::: The input :::
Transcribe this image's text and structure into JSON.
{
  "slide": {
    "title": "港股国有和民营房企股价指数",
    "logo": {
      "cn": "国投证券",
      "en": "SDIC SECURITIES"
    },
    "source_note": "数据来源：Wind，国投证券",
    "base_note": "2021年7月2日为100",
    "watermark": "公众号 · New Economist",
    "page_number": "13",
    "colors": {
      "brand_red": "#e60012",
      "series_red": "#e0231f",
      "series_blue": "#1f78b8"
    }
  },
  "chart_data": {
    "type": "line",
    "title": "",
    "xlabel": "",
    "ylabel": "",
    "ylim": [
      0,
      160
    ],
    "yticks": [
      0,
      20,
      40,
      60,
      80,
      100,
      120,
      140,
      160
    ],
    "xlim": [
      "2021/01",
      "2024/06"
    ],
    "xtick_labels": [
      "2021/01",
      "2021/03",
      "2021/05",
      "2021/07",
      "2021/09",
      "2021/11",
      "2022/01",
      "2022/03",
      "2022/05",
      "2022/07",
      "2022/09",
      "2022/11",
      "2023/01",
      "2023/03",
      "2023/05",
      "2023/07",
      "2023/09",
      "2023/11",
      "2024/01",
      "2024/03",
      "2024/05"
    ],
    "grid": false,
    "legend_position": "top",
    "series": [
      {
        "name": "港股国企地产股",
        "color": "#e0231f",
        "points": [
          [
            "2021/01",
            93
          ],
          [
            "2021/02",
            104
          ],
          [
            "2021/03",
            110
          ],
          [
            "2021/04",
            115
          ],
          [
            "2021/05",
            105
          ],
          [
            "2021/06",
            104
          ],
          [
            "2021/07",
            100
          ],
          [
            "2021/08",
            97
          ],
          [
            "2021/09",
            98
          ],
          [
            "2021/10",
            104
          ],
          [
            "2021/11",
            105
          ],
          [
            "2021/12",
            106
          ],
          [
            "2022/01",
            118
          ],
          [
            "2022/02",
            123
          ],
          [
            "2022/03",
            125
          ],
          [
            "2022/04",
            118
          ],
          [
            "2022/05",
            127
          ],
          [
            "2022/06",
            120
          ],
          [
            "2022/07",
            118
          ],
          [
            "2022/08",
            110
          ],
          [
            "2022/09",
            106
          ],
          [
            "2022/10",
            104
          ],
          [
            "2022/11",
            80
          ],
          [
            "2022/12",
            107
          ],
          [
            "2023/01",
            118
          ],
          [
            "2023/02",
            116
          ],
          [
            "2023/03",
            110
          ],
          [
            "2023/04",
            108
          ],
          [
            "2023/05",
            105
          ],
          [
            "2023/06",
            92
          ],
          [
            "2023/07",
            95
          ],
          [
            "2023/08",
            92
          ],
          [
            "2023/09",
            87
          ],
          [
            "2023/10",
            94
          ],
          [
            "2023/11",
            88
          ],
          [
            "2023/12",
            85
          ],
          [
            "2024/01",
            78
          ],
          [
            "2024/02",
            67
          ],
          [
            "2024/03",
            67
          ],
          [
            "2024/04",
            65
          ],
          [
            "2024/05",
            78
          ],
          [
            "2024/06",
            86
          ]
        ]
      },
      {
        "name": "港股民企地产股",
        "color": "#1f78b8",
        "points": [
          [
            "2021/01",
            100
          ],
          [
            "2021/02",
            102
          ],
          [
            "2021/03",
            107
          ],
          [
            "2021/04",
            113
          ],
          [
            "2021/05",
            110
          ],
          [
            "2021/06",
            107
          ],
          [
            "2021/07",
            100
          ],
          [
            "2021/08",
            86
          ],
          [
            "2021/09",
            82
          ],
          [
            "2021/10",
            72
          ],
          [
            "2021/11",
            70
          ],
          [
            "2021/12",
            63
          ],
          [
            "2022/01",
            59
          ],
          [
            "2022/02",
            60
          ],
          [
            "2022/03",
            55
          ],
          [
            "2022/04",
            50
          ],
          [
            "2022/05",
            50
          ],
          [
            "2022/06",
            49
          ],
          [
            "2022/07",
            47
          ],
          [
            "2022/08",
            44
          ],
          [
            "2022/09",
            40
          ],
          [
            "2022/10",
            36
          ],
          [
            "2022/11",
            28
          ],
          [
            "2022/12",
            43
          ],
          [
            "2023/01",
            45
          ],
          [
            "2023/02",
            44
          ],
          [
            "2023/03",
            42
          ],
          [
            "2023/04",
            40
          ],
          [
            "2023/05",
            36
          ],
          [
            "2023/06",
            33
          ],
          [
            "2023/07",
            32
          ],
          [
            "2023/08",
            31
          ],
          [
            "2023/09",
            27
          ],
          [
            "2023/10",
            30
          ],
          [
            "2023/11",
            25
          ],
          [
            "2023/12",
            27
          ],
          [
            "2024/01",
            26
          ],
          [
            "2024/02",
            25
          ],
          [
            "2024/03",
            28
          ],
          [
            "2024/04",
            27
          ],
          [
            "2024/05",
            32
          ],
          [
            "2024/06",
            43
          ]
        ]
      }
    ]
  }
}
:::
→ Problem to solve
Give back the data above exactly as it appears.

→ Solution
Transcribe this image's text and structure into JSON.
{
  "slide": {
    "title": "港股国有和民营房企股价指数",
    "logo": {
      "cn": "国投证券",
      "en": "SDIC SECURITIES"
    },
    "source_note": "数据来源：Wind，国投证券",
    "base_note": "2021年7月2日为100",
    "watermark": "公众号 · New Economist",
    "page_number": "13",
    "colors": {
      "brand_red": "#e60012",
      "series_red": "#e0231f",
      "series_blue": "#1f78b8"
    }
  },
  "chart_data": {
    "type": "line",
    "title": "",
    "xlabel": "",
    "ylabel": "",
    "ylim": [
      0,
      160
    ],
    "yticks": [
      0,
      20,
      40,
      60,
      80,
      100,
      120,
      140,
      160
    ],
    "xlim": [
      "2021/01",
      "2024/06"
    ],
    "xtick_labels": [
      "2021/01",
      "2021/03",
      "2021/05",
      "2021/07",
      "2021/09",
      "2021/11",
      "2022/01",
      "2022/03",
      "2022/05",
      "2022/07",
      "2022/09",
      "2022/11",
      "2023/01",
      "2023/03",
      "2023/05",
      "2023/07",
      "2023/09",
      "2023/11",
      "2024/01",
      "2024/03",
      "2024/05"
    ],
    "grid": false,
    "legend_position": "top",
    "series": [
      {
        "name": "港股国企地产股",
        "color": "#e0231f",
        "points": [
          [
            "2021/01",
            93
          ],
          [
            "2021/02",
            104
          ],
          [
            "2021/03",
            110
          ],
          [
            "2021/04",
            115
          ],
          [
            "2021/05",
            105
          ],
          [
            "2021/06",
            104
          ],
          [
            "2021/07",
            100
          ],
          [
            "2021/08",
            97
          ],
          [
            "2021/09",
            98
          ],
          [
            "2021/10",
            104
          ],
          [
            "2021/11",
            105
          ],
          [
            "2021/12",
            106
          ],
          [
            "2022/01",
            118
          ],
          [
            "2022/02",
            123
          ],
          [
            "2022/03",
            125
          ],
          [
            "2022/04",
            118
          ],
          [
            "2022/05",
            127
          ],
          [
            "2022/06",
            120
          ],
          [
            "2022/07",
            118
          ],
          [
            "2022/08",
            110
          ],
          [
            "2022/09",
            106
          ],
          [
            "2022/10",
            104
          ],
          [
            "2022/11",
            80
          ],
          [
            "2022/12",
            107
          ],
          [
            "2023/01",
            118
          ],
          [
            "2023/02",
            116
          ],
          [
            "2023/03",
            110
          ],
          [
            "2023/04",
            108
          ],
          [
            "2023/05",
            105
          ],
          [
            "2023/06",
            92
          ],
          [
            "2023/07",
            95
          ],
          [
            "2023/08",
            92
          ],
          [
            "2023/09",
            87
          ],
          [
            "2023/10",
            94
          ],
          [
            "2023/11",
            88
          ],
          [
            "2023/12",
            85
          ],
          [
            "2024/01",
            78
          ],
          [
            "2024/02",
            67
          ],
          [
            "2024/03",
            67
          ],
          [
            "2024/04",
            65
          ],
          [
            "2024/05",
            78
          ],
          [
            "2024/06",
            86
          ]
        ]
      },
      {
        "name": "港股民企地产股",
        "color": "#1f78b8",
        "points": [
          [
            "2021/01",
            100
          ],
          [
            "2021/02",
            102
          ],
          [
            "2021/03",
            107
          ],
          [
            "2021/04",
            113
          ],
          [
            "2021/05",
            110
          ],
          [
            "2021/06",
            107
          ],
          [
            "2021/07",
            100
          ],
          [
            "2021/08",
            86
          ],
          [
            "2021/09",
            82
          ],
          [
            "2021/10",
            72
          ],
          [
            "2021/11",
            70
          ],
          [
            "2021/12",
            63
          ],
          [
            "2022/01",
            59
          ],
          [
            "2022/02",
            60
          ],
          [
            "2022/03",
            55
          ],
          [
            "2022/04",
            50
          ],
          [
            "2022/05",
            50
          ],
          [
            "2022/06",
            49
          ],
          [
            "2022/07",
            47
          ],
          [
            "2022/08",
            44
          ],
          [
            "2022/09",
            40
          ],
          [
            "2022/10",
            36
          ],
          [
            "2022/11",
            28
          ],
          [
            "2022/12",
            43
          ],
          [
            "2023/01",
            45
          ],
          [
            "2023/02",
            44
          ],
          [
            "2023/03",
            42
          ],
          [
            "2023/04",
            40
          ],
          [
            "2023/05",
            36
          ],
          [
            "2023/06",
            33
          ],
          [
            "2023/07",
            32
          ],
          [
            "2023/08",
            31
          ],
          [
            "2023/09",
            27
          ],
          [
            "2023/10",
            30
          ],
          [
            "2023/11",
            25
          ],
          [
            "2023/12",
            27
          ],
          [
            "2024/01",
            26
          ],
          [
            "2024/02",
            25
          ],
          [
            "2024/03",
            28
          ],
          [
            "2024/04",
            27
          ],
          [
            "2024/05",
            32
          ],
          [
            "2024/06",
            43
          ]
        ]
      }
    ]
  }
}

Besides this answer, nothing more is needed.